Each line of the listing must be transcribed exactly, except for the images, which should be excluded.

:: THE RECORDS

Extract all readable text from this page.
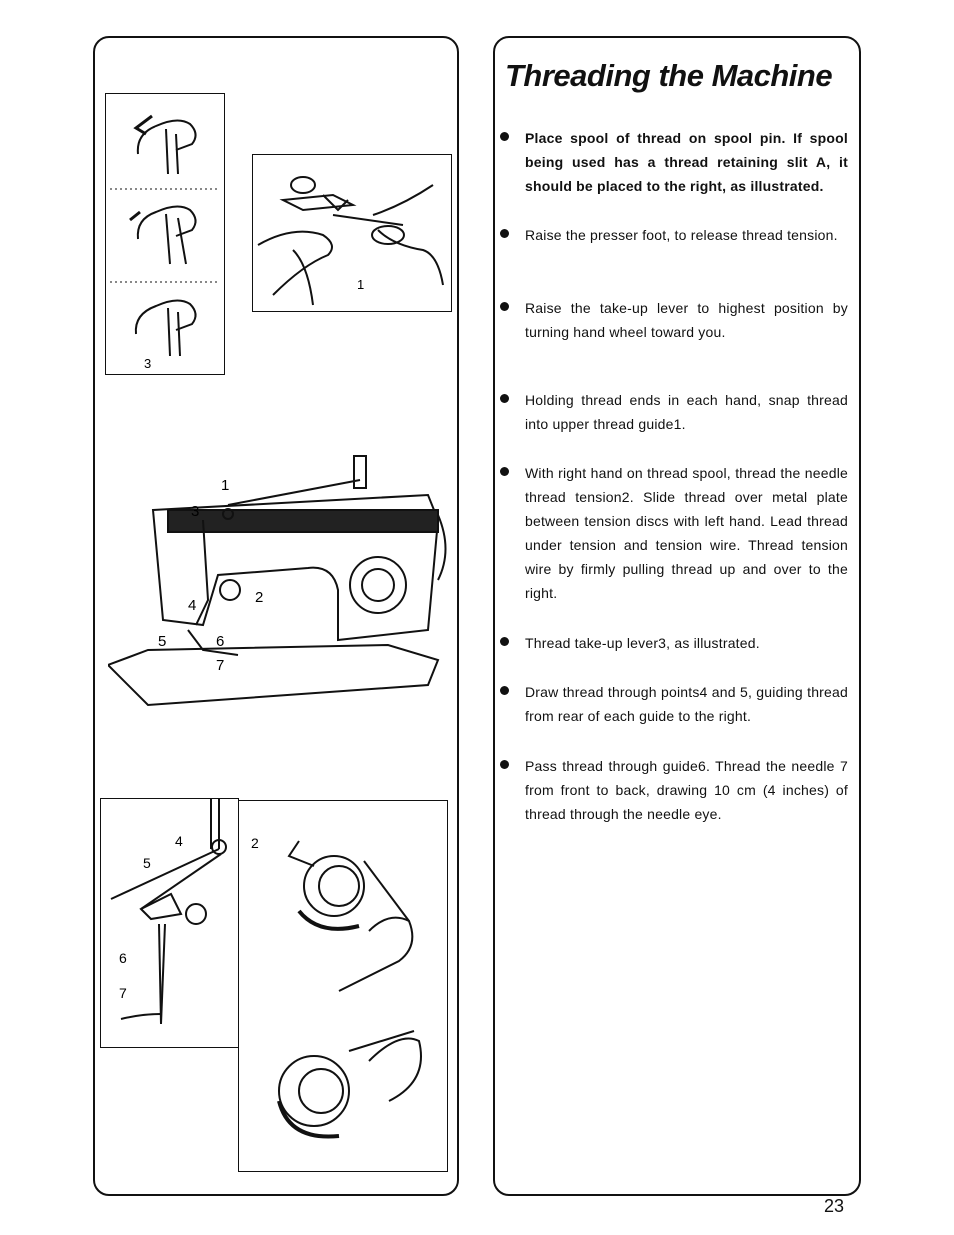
Threading the Machine
Place spool of thread on spool pin. If spool being used has a thread retaining slit A, it should be placed to the right, as illustrated.
Raise the presser foot, to release thread tension.
Raise the take-up lever to highest position by turning hand wheel toward you.
Holding thread ends in each hand, snap thread into upper thread guide1.
With right hand on thread spool, thread the needle thread tension2. Slide thread over metal plate between tension discs with left hand. Lead thread under tension and tension wire. Thread tension wire by firmly pulling thread up and over to the right.
Thread take-up lever3, as illustrated.
Draw thread through points4 and 5, guiding thread from rear of each guide to the right.
Pass thread through guide6. Thread the needle 7 from front to back, drawing 10 cm (4 inches) of thread through the needle eye.
23
3
1
1
3
2
4
5	6
7
4
5
6
7
2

::::

## [WRITTEN ANSWER]
Extract all readable text from this page.
Threading the Machine
Place spool of thread on spool pin. If spool being used has a thread retaining slit A, it should be placed to the right, as illustrated.
Raise the presser foot, to release thread tension.
Raise the take-up lever to highest position by turning hand wheel toward you.
Holding thread ends in each hand, snap thread into upper thread guide1.
With right hand on thread spool, thread the needle thread tension2. Slide thread over metal plate between tension discs with left hand. Lead thread under tension and tension wire. Thread tension wire by firmly pulling thread up and over to the right.
Thread take-up lever3, as illustrated.
Draw thread through points4 and 5, guiding thread from rear of each guide to the right.
Pass thread through guide6. Thread the needle 7 from front to back, drawing 10 cm (4 inches) of thread through the needle eye.
23
3
1
1
3
2
4
5	6
7
4
5
6
7
2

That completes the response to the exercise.